AIM –
In the entries, find all lines that hold the word "through" and copy them.

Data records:
******************************

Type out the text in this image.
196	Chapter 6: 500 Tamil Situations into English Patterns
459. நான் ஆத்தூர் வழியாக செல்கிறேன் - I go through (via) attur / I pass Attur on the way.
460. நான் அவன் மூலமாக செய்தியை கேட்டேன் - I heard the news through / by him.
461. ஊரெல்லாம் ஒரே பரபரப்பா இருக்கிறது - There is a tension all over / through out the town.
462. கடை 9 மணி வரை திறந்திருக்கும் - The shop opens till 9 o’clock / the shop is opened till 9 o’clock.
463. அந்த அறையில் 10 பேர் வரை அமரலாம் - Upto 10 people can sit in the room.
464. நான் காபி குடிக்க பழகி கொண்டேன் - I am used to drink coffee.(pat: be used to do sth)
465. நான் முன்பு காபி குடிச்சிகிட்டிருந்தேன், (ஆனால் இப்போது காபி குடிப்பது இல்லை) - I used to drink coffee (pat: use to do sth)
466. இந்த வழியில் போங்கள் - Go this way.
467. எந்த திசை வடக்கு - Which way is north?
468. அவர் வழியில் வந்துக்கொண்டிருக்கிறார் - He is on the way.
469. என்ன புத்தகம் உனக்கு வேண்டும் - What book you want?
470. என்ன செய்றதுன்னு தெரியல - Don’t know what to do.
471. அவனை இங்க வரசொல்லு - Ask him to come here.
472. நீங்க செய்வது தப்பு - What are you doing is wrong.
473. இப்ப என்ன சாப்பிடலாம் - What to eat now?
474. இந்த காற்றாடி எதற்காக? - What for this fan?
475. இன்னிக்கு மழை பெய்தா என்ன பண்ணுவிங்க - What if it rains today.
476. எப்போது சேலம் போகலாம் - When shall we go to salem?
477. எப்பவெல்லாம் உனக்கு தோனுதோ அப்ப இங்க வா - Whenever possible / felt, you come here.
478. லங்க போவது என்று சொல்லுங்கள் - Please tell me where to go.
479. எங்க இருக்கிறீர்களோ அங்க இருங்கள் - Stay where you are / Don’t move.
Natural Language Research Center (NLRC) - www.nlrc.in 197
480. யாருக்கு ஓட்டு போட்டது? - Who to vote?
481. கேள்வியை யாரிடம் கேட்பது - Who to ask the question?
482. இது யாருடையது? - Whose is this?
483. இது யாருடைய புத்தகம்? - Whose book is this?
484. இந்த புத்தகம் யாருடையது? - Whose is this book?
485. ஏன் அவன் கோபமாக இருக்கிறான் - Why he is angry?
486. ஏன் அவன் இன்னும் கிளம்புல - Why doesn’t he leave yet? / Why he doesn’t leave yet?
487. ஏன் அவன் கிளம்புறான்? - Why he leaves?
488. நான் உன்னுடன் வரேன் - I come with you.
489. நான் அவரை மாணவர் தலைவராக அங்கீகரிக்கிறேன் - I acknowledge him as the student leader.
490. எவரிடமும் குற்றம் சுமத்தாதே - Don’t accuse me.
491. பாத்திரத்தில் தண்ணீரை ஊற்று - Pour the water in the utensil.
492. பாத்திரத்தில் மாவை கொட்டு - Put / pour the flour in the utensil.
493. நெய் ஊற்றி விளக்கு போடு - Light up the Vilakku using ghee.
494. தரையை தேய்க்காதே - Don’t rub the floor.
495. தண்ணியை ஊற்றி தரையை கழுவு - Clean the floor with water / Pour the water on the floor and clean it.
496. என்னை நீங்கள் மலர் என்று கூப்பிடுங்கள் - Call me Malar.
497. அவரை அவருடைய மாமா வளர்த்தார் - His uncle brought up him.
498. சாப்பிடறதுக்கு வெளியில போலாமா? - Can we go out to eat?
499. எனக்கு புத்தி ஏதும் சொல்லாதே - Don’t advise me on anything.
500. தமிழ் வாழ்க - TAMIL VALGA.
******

******************************

TASK SOLUTION –
459. நான் ஆத்தூர் வழியாக செல்கிறேன் - I go through (via) attur / I pass Attur on the way.
460. நான் அவன் மூலமாக செய்தியை கேட்டேன் - I heard the news through / by him.
461. ஊரெல்லாம் ஒரே பரபரப்பா இருக்கிறது - There is a tension all over / through out the town.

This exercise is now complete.